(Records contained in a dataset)

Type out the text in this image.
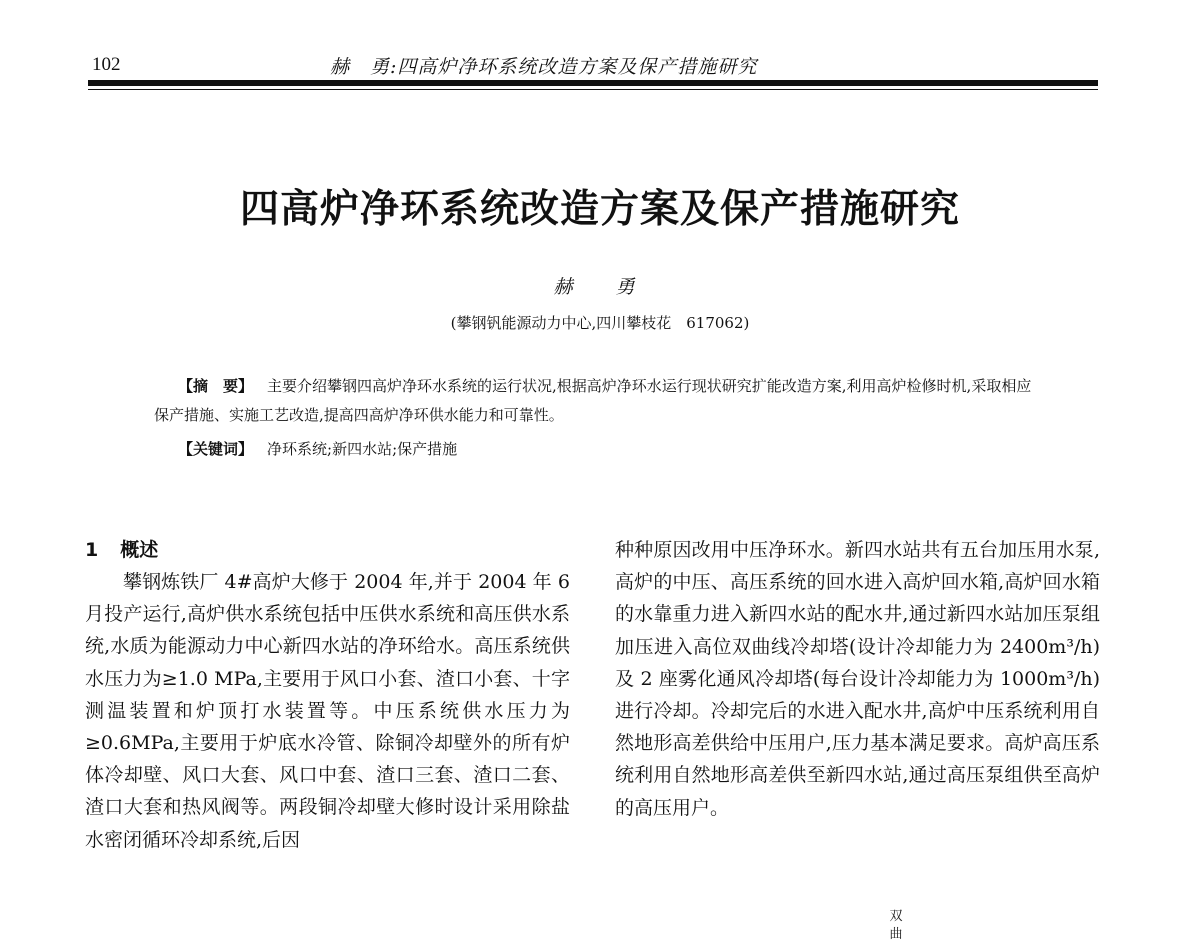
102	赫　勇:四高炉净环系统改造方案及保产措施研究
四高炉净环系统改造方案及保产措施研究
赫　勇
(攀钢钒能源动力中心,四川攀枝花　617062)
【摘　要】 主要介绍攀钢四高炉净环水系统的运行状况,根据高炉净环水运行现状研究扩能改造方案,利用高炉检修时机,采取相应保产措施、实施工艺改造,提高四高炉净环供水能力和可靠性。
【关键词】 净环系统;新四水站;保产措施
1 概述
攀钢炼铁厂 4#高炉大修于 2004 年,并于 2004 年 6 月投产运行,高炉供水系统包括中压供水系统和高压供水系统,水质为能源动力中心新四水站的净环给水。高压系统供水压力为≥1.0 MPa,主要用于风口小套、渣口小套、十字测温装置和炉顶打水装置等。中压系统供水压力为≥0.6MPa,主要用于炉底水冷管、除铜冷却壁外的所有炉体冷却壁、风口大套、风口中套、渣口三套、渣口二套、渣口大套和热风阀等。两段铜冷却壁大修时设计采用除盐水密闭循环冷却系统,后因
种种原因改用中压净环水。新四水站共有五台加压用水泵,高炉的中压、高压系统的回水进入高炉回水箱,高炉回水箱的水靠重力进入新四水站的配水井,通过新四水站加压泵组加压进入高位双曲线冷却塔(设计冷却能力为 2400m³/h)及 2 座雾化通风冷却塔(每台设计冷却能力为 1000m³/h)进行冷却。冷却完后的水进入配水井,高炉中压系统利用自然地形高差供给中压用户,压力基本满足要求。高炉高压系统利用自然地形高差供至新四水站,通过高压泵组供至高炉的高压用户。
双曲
* * *
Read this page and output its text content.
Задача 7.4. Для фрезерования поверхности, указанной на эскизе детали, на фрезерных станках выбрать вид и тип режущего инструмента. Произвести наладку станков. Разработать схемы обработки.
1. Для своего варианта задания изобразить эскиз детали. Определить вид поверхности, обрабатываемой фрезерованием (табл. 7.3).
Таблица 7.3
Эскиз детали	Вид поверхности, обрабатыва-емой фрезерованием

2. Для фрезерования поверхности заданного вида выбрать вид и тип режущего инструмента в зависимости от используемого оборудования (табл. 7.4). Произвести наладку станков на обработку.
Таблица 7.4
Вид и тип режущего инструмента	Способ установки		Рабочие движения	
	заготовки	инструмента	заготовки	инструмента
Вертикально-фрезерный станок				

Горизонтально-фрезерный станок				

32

→ The problem:
Find each line holding the string "this" and copy it out.

→ Output:
Type out the text in this image.
Read this page and output its text content.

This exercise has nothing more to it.